Written request
Quote the full listing word for word.

::: Exercise data :::

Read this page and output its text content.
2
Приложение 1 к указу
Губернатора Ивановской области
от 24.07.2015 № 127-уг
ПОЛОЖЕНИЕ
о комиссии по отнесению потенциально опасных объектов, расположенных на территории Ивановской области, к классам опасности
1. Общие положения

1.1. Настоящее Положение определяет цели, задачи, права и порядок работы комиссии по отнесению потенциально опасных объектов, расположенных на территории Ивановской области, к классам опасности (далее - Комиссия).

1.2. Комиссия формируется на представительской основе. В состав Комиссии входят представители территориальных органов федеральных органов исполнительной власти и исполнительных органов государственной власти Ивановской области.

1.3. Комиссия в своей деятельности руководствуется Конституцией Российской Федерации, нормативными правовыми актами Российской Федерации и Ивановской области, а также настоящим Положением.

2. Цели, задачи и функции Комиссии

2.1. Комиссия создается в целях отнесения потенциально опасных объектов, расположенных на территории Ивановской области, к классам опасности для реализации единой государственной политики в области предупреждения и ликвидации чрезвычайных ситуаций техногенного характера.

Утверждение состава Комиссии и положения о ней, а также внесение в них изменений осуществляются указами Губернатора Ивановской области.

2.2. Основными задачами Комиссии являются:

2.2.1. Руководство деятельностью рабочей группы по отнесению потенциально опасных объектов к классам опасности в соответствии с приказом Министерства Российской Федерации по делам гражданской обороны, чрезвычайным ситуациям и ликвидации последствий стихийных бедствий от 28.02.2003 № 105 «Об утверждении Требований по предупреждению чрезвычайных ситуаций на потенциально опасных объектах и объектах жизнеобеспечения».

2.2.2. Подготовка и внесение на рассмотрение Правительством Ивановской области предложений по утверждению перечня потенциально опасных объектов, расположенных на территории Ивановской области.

:::

Result of the exercise
Read this page and output its text content.
2
Приложение 1 к указу
Губернатора Ивановской области
от 24.07.2015 № 127-уг
ПОЛОЖЕНИЕ
о комиссии по отнесению потенциально опасных объектов, расположенных на территории Ивановской области, к классам опасности
1. Общие положения

1.1. Настоящее Положение определяет цели, задачи, права и порядок работы комиссии по отнесению потенциально опасных объектов, расположенных на территории Ивановской области, к классам опасности (далее - Комиссия).

1.2. Комиссия формируется на представительской основе. В состав Комиссии входят представители территориальных органов федеральных органов исполнительной власти и исполнительных органов государственной власти Ивановской области.

1.3. Комиссия в своей деятельности руководствуется Конституцией Российской Федерации, нормативными правовыми актами Российской Федерации и Ивановской области, а также настоящим Положением.

2. Цели, задачи и функции Комиссии

2.1. Комиссия создается в целях отнесения потенциально опасных объектов, расположенных на территории Ивановской области, к классам опасности для реализации единой государственной политики в области предупреждения и ликвидации чрезвычайных ситуаций техногенного характера.

Утверждение состава Комиссии и положения о ней, а также внесение в них изменений осуществляются указами Губернатора Ивановской области.

2.2. Основными задачами Комиссии являются:

2.2.1. Руководство деятельностью рабочей группы по отнесению потенциально опасных объектов к классам опасности в соответствии с приказом Министерства Российской Федерации по делам гражданской обороны, чрезвычайным ситуациям и ликвидации последствий стихийных бедствий от 28.02.2003 № 105 «Об утверждении Требований по предупреждению чрезвычайных ситуаций на потенциально опасных объектах и объектах жизнеобеспечения».

2.2.2. Подготовка и внесение на рассмотрение Правительством Ивановской области предложений по утверждению перечня потенциально опасных объектов, расположенных на территории Ивановской области.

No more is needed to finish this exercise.